Saved entries:
╭──

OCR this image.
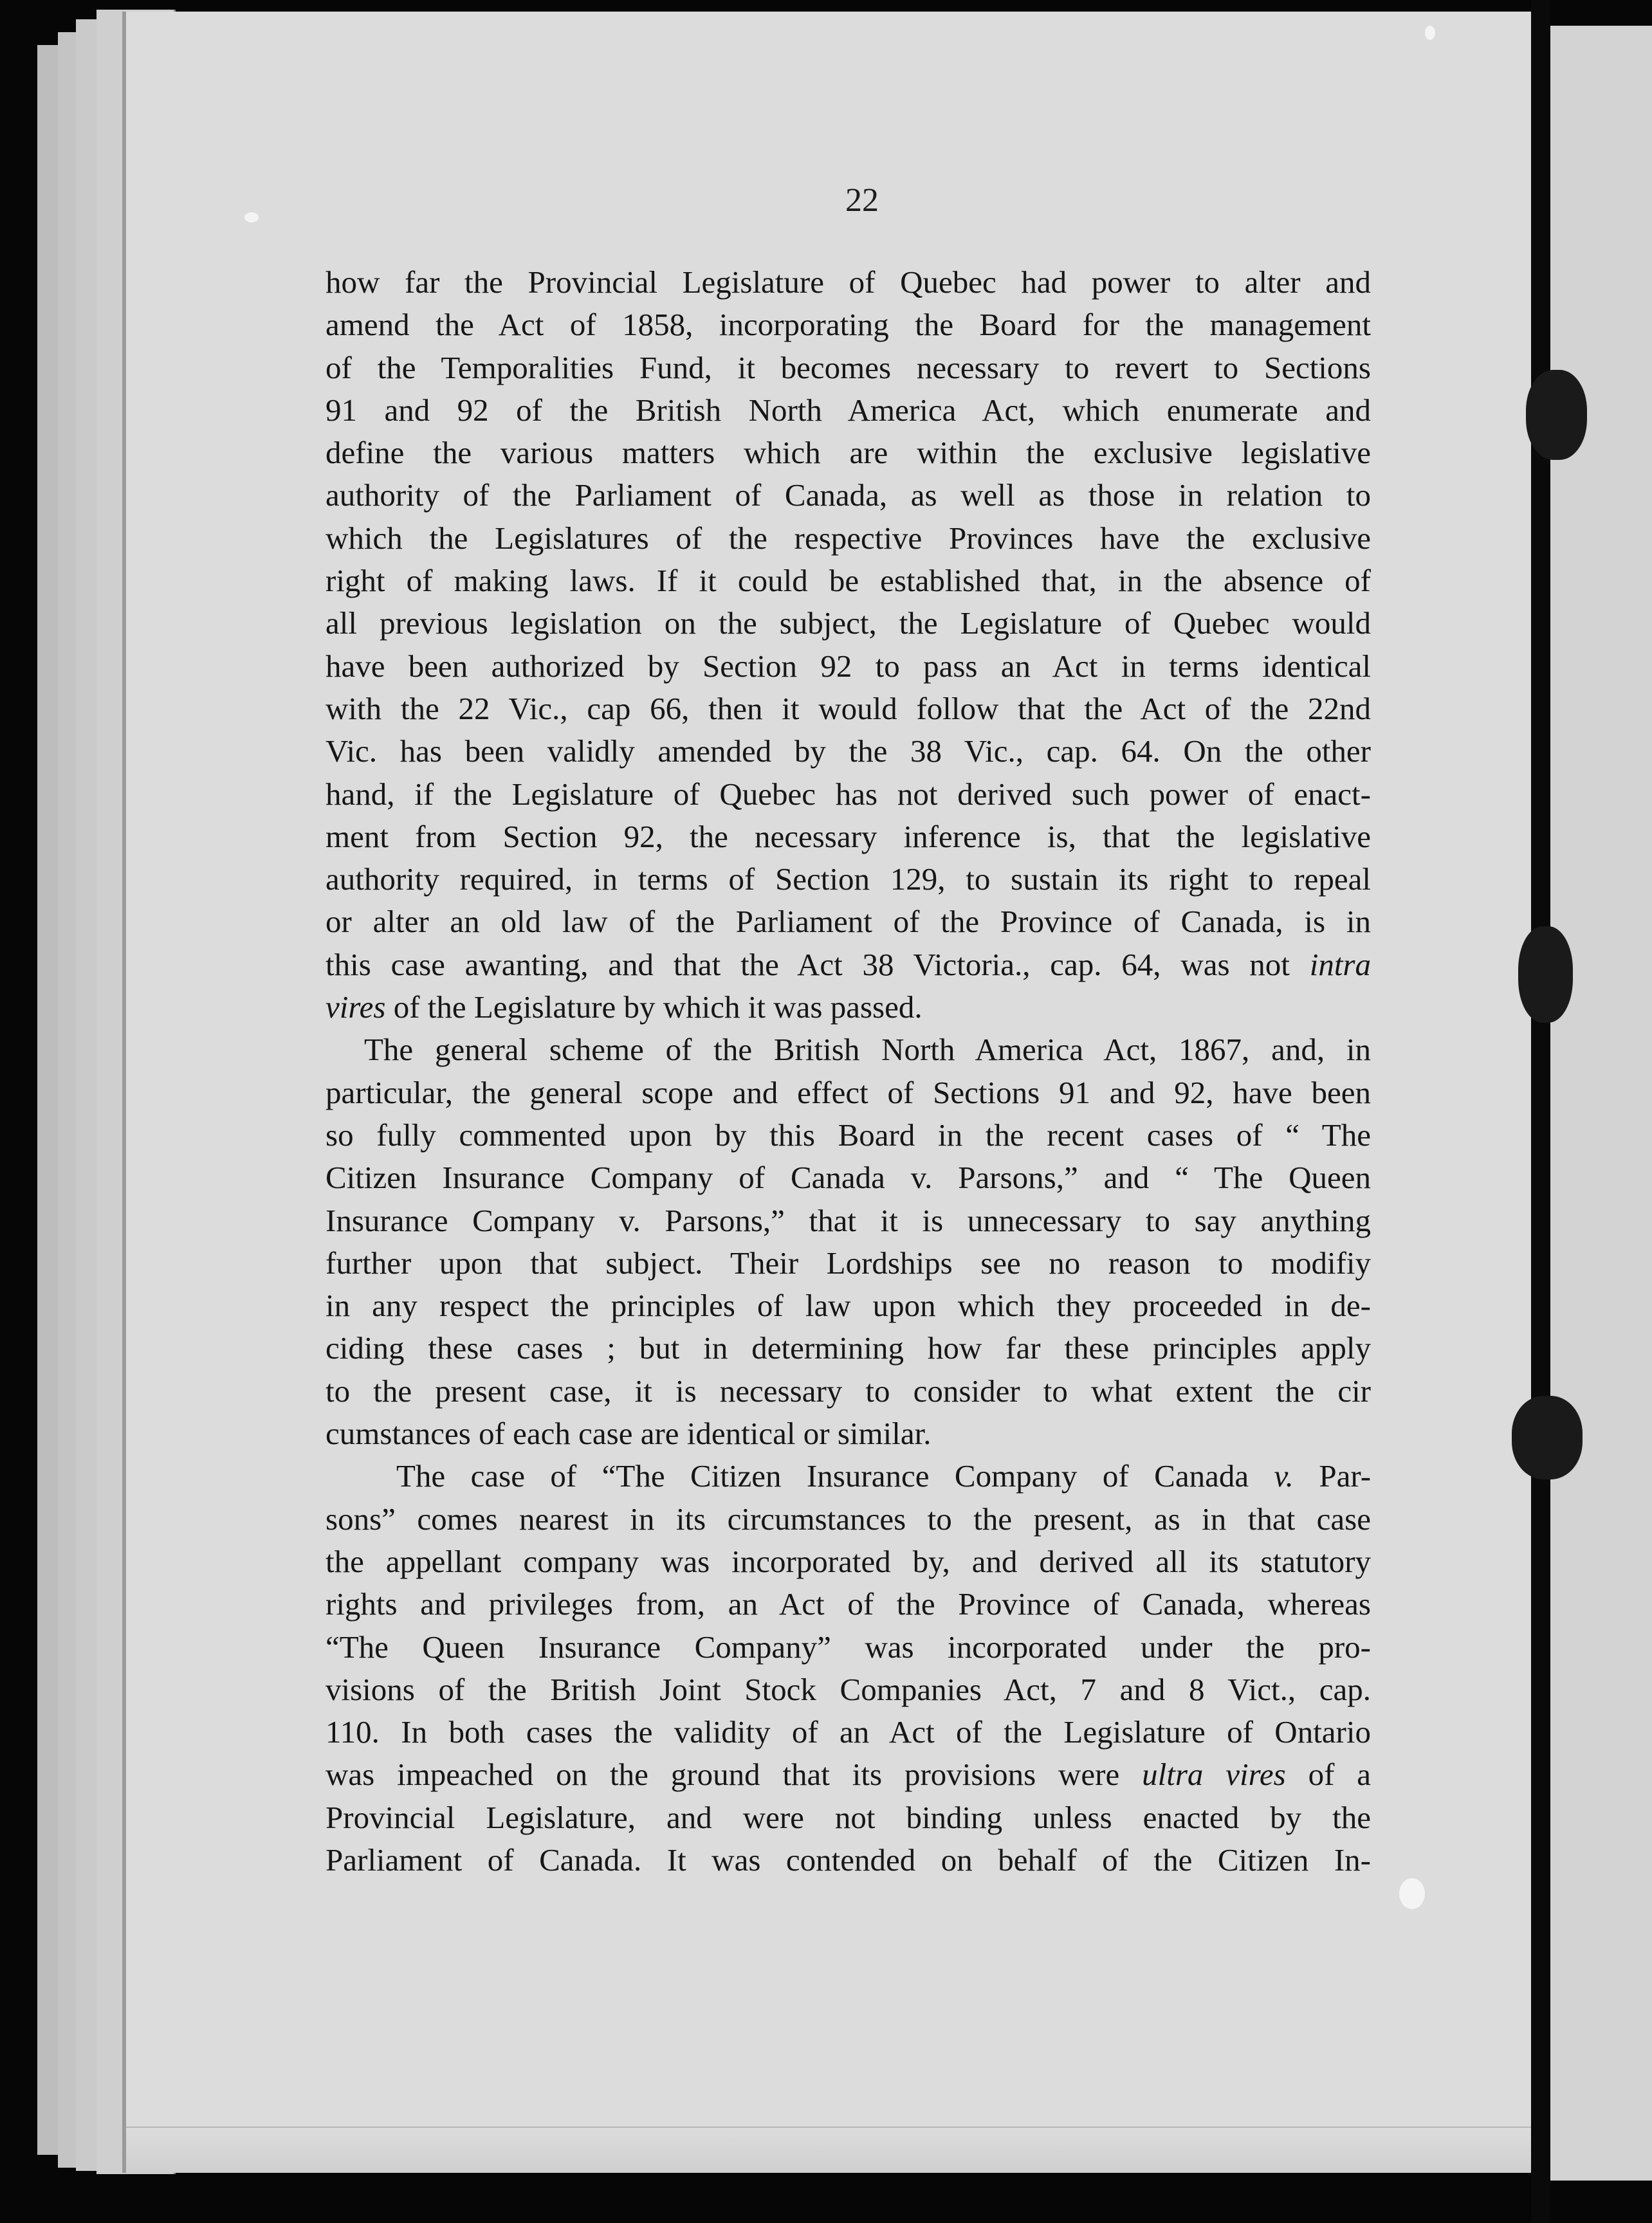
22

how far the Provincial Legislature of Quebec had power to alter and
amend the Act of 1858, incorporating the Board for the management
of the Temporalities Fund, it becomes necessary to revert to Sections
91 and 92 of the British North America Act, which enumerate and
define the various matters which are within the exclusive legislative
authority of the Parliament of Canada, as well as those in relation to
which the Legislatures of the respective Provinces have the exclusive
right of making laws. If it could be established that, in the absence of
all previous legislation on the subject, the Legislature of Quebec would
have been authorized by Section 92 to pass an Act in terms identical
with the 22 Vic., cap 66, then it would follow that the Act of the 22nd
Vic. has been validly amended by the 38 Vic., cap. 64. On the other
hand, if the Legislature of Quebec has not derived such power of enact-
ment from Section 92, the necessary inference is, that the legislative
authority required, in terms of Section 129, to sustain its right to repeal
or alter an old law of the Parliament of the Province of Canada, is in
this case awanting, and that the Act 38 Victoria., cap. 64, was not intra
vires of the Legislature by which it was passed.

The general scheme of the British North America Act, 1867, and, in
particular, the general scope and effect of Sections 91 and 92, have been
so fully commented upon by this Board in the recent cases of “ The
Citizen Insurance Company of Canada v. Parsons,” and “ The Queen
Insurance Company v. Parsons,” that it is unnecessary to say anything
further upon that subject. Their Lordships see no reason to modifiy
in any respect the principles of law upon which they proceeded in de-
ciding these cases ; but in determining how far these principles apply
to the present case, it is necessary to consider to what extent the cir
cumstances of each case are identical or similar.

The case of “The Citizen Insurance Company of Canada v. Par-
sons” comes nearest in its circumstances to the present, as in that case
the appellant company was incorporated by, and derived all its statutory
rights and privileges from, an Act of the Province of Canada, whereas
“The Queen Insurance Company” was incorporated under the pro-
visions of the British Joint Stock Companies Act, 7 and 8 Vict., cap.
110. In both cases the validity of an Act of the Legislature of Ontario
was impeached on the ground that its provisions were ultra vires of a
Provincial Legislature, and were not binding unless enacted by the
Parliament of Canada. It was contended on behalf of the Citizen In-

╰──

• [Instructions for the task]: Give every line back word for word and leave the pictures out.

• [Result]:
OCR this image.
22

how far the Provincial Legislature of Quebec had power to alter and
amend the Act of 1858, incorporating the Board for the management
of the Temporalities Fund, it becomes necessary to revert to Sections
91 and 92 of the British North America Act, which enumerate and
define the various matters which are within the exclusive legislative
authority of the Parliament of Canada, as well as those in relation to
which the Legislatures of the respective Provinces have the exclusive
right of making laws. If it could be established that, in the absence of
all previous legislation on the subject, the Legislature of Quebec would
have been authorized by Section 92 to pass an Act in terms identical
with the 22 Vic., cap 66, then it would follow that the Act of the 22nd
Vic. has been validly amended by the 38 Vic., cap. 64. On the other
hand, if the Legislature of Quebec has not derived such power of enact-
ment from Section 92, the necessary inference is, that the legislative
authority required, in terms of Section 129, to sustain its right to repeal
or alter an old law of the Parliament of the Province of Canada, is in
this case awanting, and that the Act 38 Victoria., cap. 64, was not intra
vires of the Legislature by which it was passed.

The general scheme of the British North America Act, 1867, and, in
particular, the general scope and effect of Sections 91 and 92, have been
so fully commented upon by this Board in the recent cases of “ The
Citizen Insurance Company of Canada v. Parsons,” and “ The Queen
Insurance Company v. Parsons,” that it is unnecessary to say anything
further upon that subject. Their Lordships see no reason to modifiy
in any respect the principles of law upon which they proceeded in de-
ciding these cases ; but in determining how far these principles apply
to the present case, it is necessary to consider to what extent the cir
cumstances of each case are identical or similar.

The case of “The Citizen Insurance Company of Canada v. Par-
sons” comes nearest in its circumstances to the present, as in that case
the appellant company was incorporated by, and derived all its statutory
rights and privileges from, an Act of the Province of Canada, whereas
“The Queen Insurance Company” was incorporated under the pro-
visions of the British Joint Stock Companies Act, 7 and 8 Vict., cap.
110. In both cases the validity of an Act of the Legislature of Ontario
was impeached on the ground that its provisions were ultra vires of a
Provincial Legislature, and were not binding unless enacted by the
Parliament of Canada. It was contended on behalf of the Citizen In-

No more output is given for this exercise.